Transcribed document page entries:
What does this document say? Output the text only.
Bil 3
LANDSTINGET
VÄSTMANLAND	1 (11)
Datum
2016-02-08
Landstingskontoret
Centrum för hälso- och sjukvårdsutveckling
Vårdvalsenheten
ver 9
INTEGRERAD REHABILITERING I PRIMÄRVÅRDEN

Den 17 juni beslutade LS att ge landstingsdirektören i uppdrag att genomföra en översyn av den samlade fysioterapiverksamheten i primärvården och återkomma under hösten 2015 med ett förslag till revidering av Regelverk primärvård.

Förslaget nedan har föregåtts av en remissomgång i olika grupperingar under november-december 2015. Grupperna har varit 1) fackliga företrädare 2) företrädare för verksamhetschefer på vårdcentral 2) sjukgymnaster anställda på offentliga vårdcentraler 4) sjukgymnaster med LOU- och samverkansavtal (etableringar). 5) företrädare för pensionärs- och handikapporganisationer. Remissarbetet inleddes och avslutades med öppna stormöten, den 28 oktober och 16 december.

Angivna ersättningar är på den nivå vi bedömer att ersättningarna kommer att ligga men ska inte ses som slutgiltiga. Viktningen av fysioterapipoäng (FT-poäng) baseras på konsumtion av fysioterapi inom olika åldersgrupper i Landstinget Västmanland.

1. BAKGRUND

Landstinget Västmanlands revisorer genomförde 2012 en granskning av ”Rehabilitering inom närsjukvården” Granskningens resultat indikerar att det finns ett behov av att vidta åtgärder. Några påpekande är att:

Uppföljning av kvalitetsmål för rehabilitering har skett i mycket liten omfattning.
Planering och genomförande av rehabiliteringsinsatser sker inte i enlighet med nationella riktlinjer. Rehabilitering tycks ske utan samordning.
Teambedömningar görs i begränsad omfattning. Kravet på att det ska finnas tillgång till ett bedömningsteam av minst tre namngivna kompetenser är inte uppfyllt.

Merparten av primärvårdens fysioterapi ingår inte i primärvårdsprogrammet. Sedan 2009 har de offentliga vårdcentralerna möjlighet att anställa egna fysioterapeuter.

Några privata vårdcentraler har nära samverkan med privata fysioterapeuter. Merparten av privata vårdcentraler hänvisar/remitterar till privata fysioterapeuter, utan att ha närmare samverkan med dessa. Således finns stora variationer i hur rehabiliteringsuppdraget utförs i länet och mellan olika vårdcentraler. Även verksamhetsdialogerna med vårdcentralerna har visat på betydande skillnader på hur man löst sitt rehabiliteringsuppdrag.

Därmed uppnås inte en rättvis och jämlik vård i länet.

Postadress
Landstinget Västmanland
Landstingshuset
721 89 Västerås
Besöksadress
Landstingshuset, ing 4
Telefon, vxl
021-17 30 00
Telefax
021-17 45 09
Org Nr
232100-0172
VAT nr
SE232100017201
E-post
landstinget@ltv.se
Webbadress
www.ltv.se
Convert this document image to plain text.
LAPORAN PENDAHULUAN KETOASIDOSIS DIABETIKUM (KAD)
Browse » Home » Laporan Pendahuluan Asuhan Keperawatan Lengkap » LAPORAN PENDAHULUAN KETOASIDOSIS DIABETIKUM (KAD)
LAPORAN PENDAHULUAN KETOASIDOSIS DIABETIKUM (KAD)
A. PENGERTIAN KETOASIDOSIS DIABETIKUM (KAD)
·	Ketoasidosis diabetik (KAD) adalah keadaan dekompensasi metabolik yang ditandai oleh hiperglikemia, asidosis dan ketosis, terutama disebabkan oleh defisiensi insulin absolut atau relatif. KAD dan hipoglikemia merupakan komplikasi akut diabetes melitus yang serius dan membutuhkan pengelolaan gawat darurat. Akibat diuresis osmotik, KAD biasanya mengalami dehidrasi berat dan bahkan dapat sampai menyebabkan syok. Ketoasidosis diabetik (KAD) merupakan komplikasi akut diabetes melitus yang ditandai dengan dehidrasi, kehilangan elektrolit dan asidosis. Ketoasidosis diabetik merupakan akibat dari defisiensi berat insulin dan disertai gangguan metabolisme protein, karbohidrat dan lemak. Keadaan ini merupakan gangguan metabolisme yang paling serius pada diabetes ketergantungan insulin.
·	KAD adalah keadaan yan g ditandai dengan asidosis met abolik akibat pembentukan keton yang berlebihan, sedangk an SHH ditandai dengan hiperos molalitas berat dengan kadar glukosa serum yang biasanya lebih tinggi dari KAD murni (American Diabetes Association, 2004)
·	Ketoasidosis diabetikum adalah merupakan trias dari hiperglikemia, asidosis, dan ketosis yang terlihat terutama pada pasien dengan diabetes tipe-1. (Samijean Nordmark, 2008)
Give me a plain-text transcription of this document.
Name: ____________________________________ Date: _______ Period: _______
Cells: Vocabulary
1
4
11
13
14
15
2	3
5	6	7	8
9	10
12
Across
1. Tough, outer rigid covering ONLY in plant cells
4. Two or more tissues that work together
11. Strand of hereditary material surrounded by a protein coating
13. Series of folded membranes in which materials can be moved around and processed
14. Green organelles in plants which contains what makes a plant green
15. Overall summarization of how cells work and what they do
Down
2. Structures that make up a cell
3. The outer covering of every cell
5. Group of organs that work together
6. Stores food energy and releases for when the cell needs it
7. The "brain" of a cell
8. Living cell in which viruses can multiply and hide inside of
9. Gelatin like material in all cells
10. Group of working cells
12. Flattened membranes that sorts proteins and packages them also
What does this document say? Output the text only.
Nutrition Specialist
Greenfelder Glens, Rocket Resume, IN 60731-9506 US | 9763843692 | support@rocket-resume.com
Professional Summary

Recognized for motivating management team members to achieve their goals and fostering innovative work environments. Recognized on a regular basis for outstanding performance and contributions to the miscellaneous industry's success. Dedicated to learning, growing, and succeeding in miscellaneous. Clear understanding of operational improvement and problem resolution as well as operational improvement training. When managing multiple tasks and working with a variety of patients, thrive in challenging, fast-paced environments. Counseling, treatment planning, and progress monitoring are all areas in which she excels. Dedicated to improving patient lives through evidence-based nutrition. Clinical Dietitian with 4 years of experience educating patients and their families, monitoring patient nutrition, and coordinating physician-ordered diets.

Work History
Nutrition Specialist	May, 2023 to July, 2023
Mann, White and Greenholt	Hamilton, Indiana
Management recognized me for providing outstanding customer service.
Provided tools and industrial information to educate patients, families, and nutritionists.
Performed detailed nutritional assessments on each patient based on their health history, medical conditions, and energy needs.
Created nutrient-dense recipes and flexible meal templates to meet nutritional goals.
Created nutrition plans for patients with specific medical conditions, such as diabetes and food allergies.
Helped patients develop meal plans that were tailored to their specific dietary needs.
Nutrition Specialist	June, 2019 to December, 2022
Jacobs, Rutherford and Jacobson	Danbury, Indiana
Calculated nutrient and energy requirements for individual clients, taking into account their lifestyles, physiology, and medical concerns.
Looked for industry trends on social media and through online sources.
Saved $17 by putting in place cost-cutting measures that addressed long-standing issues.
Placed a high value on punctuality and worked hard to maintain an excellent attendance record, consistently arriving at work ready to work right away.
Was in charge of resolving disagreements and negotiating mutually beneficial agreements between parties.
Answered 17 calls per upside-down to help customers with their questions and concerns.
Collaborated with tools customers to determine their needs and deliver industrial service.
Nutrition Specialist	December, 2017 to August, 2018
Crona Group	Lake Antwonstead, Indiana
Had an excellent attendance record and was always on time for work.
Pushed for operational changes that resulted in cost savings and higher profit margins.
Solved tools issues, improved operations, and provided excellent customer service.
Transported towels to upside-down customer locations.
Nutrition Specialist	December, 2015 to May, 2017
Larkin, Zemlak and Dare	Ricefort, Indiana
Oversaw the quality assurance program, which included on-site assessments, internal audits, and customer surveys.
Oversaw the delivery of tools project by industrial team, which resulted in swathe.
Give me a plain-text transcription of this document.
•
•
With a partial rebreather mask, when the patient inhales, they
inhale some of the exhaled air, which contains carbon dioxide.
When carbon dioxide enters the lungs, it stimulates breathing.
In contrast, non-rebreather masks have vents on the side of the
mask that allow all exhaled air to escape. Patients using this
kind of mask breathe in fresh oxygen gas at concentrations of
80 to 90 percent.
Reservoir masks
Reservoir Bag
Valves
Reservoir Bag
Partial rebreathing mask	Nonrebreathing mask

§ **THE TASK**:
Show the lines of the entries that include the string "customers", copying each in full.

§ **REPLY**:
Answered 17 calls per upside-down to help customers with their questions and concerns.
Collaborated with tools customers to determine their needs and deliver industrial service.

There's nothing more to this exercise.